— Start —

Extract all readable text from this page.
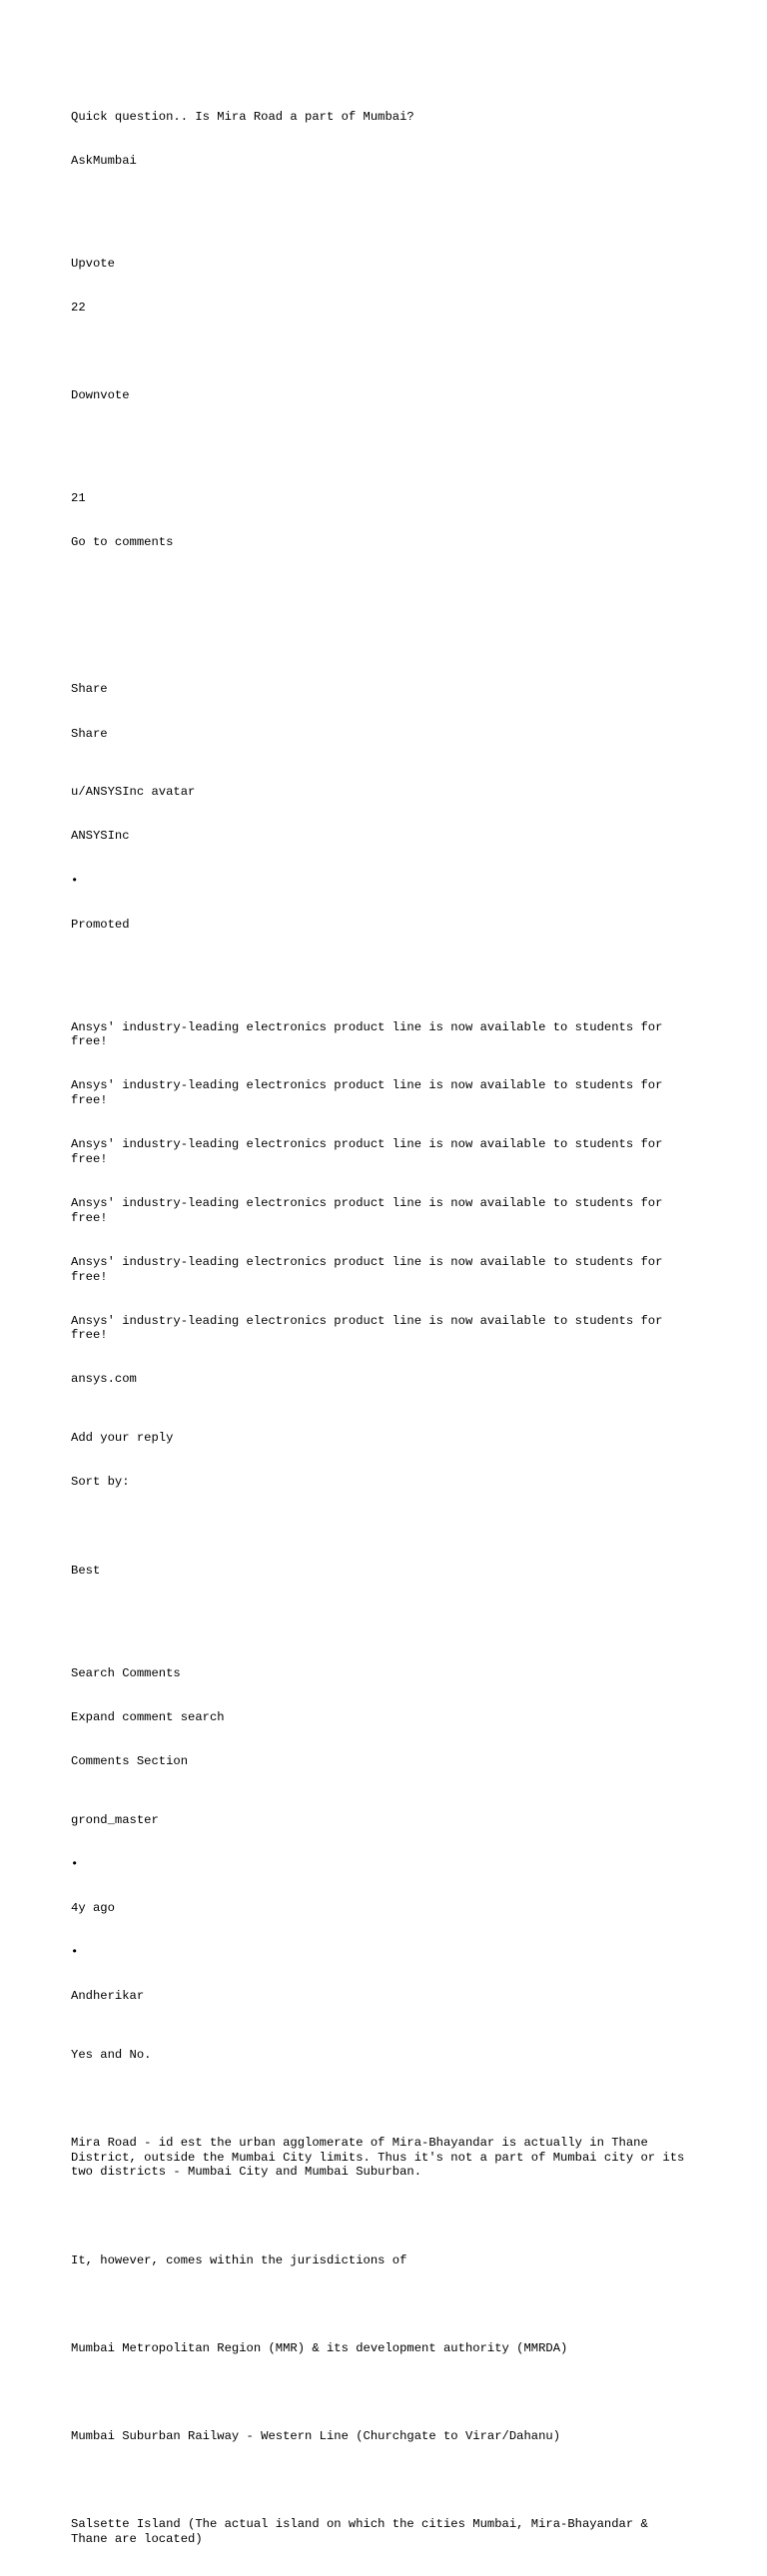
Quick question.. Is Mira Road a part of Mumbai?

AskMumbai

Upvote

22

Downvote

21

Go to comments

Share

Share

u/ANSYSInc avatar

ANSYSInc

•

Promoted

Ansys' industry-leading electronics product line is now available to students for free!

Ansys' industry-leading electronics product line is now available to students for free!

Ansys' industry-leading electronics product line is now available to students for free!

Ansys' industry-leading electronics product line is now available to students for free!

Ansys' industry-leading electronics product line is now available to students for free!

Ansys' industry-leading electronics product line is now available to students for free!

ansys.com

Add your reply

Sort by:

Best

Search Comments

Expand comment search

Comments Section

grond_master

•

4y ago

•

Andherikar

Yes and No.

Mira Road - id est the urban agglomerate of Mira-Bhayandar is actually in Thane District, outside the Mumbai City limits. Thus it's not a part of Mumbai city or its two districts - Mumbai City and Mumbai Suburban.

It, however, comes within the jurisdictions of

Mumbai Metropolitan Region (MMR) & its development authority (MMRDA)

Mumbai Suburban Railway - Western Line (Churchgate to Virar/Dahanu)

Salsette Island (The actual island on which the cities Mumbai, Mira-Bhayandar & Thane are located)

— End —
— Start —

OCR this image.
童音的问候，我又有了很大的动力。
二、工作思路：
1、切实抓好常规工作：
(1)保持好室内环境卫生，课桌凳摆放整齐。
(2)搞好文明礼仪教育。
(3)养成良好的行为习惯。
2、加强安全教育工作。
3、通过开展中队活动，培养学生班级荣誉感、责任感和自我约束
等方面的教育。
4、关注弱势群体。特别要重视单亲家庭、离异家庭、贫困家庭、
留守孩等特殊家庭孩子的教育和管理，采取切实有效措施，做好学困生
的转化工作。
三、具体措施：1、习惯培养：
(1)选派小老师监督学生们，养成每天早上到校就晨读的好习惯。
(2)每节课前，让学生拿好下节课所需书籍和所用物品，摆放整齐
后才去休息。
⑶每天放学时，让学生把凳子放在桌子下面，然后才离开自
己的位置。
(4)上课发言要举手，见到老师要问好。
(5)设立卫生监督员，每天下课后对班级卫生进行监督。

— End —

→ Objective
Return only the number of lines in the preceding records that contain the string "part".

→ Exercise result
2